TASKS FOR THIS EXERCISE:
(a) Answer these questions from the passage on object detection for visually impaired navigation, one line each:
(i) In what three respects are traditional techniques said to be limited?
(ii) What do two-stage object detectors generate in their first stage?
(iii) Which two smaller obstacles are given as examples?
(b) Decide whether each statement agrees with the passage on object detection for visually impaired navigation, answering yes or no and quoting the words that settle it:
(i) White canes can detect obstacles across a wide range.
(ii) One-stage object detectors are generally faster.
(iii) Occlusion gives a complete presentation of object features.
(c) Proceed with the passage on object detection for visually impaired navigation, writing on from its last sentence.

SELECTED PASSAGE:
+++
Visually impaired individuals need to locate and avoid obstacles in strange environments [4]. Traditional techniques, such as guide dogs [5] and white canes [6], are limited in terms of speed, precision, and coverage. Guide dogs are effective navigation means, but they cannot detect every small obstacle and are also costly and require professional training. White canes, on the other hand, can only detect obstacles within a very limited range, making them insufficient for safe navigation in complex urban settings. Consequently, there is an urgent need for computer-aid approaches [7]. Numerous studies utilizing object detection aim to assist visually impaired individuals. For example, Said et al. [8] proposed a real-time intelligent navigation assistance system. Compared to traditional methods, data-driven object detection technologies offer higher precision, greater generalizability, and sustainable development potential. These advances have the potential to be integrated into assistive devices, providing visually impaired individuals with a greater sense of safety and independence in navigating urban and unfamiliar environments.
In the field of computer vision, object detection is a fundamental task that has been extensively researched. Object detectors can be roughly defined as one-stage and two-stage methods. One-stage object detectors [9,10,11] perform both object localization and classification by directly predict bounding boxes and class scores for each object from extracted features. These methods are generally faster as they perform detection and classification in a single network pass, which makes them well-suited for real-time applications. In contrast, two-stage object detectors [12,13,14] employ a two-step strategy. These detectors first generate region proposals in the first stage and then refine these proposals by classifying them and adjusting their bounding boxes in the second stage. These methods normally offer higher detection precision and generalizability, which makes them ideal for scenarios that demand high precision. The advent of universal object detectors has facilitated the deployment of object detection technology in assistive devices designed for individuals with visual impairments. By enabling real-time recognition of pedestrians, vehicles, and other obstacles, object detection helps visually impaired individuals navigate more effectively and improves their quality of life.
As illustrated in Figure 1, for visually impaired individuals, object detection in the real world often suffers from challenges such as occlusion, small object detection, and complex backgrounds, making safe navigation extremely challenging in dynamic environments. Specifically, occlusion results in an incomplete presentation of object features, which can impair semantic information and increase the difficulty of subsequent regression and classification, directly impacting the ability of visually impaired individuals to accurately detect obstacles in their surroundings, especially in busy environments. The high complexity of densely crowded scenes, such as crowded pedestrian crossings, poses a significant challenge to feature extractors because distinguishing between objects and backgrounds becomes difficult, leading to redundant information that interferes with object features. This significantly affects the ability of assistive technologies to provide timely and accurate information for visually impaired individuals. Overlapping object regions also present a challenge to detectors trying to distinguish between different object boundaries. In the detection of smaller obstacles, such as potholes or traffic cones, due to the lack of effective pixels representing these smaller obstacles, less useful information is extracted, which ultimately hampers the effectiveness of traditional detection methods. This issue is especially critical for visually impaired individuals who rely on precise detection of small obstacles to ensure their safety. This hampers the ability of feature extractors to accurately adapt to the features of objects across different scales, ultimately limiting the discriminative power and precision of the features. Our proposed methods aim to mitigate these challenges by enhancing feature extraction and improving robustness to occlusion and background complexity, ultimately ensuring that visually impaired individuals can receive reliable and accurate assistance in various real-world environments.
+++
DATA SEGMENT:
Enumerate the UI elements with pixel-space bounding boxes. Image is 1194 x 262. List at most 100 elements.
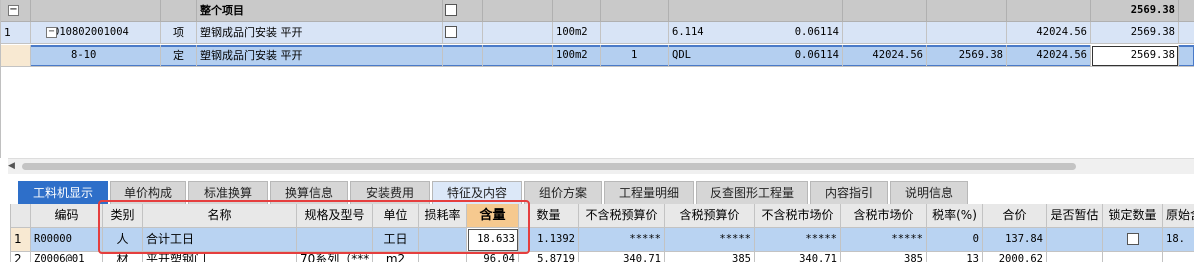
+++
TASK-BY-TASK OUTPUTS:
(a)
(i) Speed, precision, and coverage.
(ii) Region proposals.
(iii) Potholes and traffic cones.

(b)
(i) No: "White canes, on the other hand, can only detect obstacles within a very limited range"
(ii) Yes: "These methods are generally faster as they perform detection and classification in a single network pass"
(iii) No: "occlusion results in an incomplete presentation of object features"

(c)
To address the aforementioned challenges, we propose YOLO-OD. Building on YOLOv8, we integrated an Adaptive Bottleneck Block (ABB) within the detection neck to enhance object detection in complex scenes, added a Feature Weighting Block (FWB) to process features initially extracted by the backbone, Enhanced Feature Attention Head (EFAH) is proposed, which incorporates Convolutional Block Attention Module (CBAM) [15] into the classification header to improve the classification precision, and introduces a transposed convolution layer and a convolutional layer in the regression header to improve the localization precision. These modifications collectively aim to enhance the robustness and precision of the model, thereby providing effective navigational assistance to visually impaired individuals.
To provide a concise overview of our contributions, we present them in five key aspects:
(1) We propose a new obstacle detection method that incorporates a feature-weighted block (FWB), an adaptive bottleneck block (ABB), and an enhanced feature attention head (EFAH) to improve usability in visual impairment detection.
(2) To enhance the detection and distinction of obstacles of varying sizes in outdoor environments, we introduce the Feature Weighting Block (FWB), designed to improve the discrimination of feature importance.
(3) To tackle the challenges of cluttered outdoor environments and occlusion, we present the Adaptive Bottleneck Block (ABB), which captures diverse features across different scenes.
(4) For the detection of relatively small obstacles, We propose the Enhanced Feature Attention Head (EFAH), which can better capture the detailed information of features through the transposed convolution layer.
(5) Our proposed method was validated on a publicly available dataset and achieved an average accuracy of 30.02%, making it a worthwhile research method for navigational aids for the blind and visually impaired.

2. Related Work

2.1. One-Stage Detectors

One-stage object detectors, exemplified by the YOLO [16] and SSD series, are optimized for real-time applications due to their high detection speeds. YOLOv3 [17] introduced a more complex network structure and multi-scale predictions, thereby improving precision while maintaining speed. YOLOv4 [18] further optimized the architecture with CSPNet and various training techniques, enhancing both speed and precision. YOLOv5 [19] was designed to enhance ease of use, with a focus on ensuring efficient implementation and deployment. One of the state of the art YOLO, YOLOv8 [20], introduces architectural refinements, enhanced anchor-free detection, dynamic task prioritization, and superior real-time performance.The Single Shot MultiBox Detector SSD [21] utilize multi-scale feature maps for efficient object detection, offering a balance between speed and accuracy without region proposal steps, ideal for real-time applications.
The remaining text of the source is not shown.